• _Aim of the exercise_: Where does the word "mites" show up in the records? Copy every line that holds it.

• _Information shown_:
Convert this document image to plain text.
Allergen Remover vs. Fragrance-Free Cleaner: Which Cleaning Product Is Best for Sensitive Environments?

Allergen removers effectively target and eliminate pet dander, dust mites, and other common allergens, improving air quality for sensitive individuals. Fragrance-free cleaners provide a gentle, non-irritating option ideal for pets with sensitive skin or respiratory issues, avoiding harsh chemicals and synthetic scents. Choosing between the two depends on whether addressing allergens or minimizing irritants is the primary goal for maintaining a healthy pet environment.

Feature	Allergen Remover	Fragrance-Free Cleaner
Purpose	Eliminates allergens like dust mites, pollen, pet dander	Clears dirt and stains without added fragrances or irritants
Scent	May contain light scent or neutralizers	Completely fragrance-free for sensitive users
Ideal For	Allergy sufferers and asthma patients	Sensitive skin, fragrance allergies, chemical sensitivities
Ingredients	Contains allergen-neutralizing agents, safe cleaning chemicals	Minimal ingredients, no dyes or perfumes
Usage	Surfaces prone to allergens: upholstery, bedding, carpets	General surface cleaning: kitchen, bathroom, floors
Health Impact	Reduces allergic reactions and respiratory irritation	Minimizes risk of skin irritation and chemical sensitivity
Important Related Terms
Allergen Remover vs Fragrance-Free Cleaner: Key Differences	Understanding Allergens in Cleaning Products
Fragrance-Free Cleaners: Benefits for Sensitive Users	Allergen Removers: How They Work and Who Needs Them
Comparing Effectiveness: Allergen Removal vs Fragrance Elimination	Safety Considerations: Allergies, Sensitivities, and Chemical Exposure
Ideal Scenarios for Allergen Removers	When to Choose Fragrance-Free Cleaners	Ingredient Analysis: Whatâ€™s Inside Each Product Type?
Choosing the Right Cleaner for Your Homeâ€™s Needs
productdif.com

• _Expected answer_:
Allergen removers effectively target and eliminate pet dander, dust mites, and other common allergens, improving air quality for sensitive individuals. Fragrance-free cleaners provide a gentle, non-irritating option ideal for pets with sensitive skin or respiratory issues, avoiding harsh chemicals and synthetic scents. Choosing between the two depends on whether addressing allergens or minimizing irritants is the primary goal for maintaining a healthy pet environment.
Purpose	Eliminates allergens like dust mites, pollen, pet dander	Clears dirt and stains without added fragrances or irritants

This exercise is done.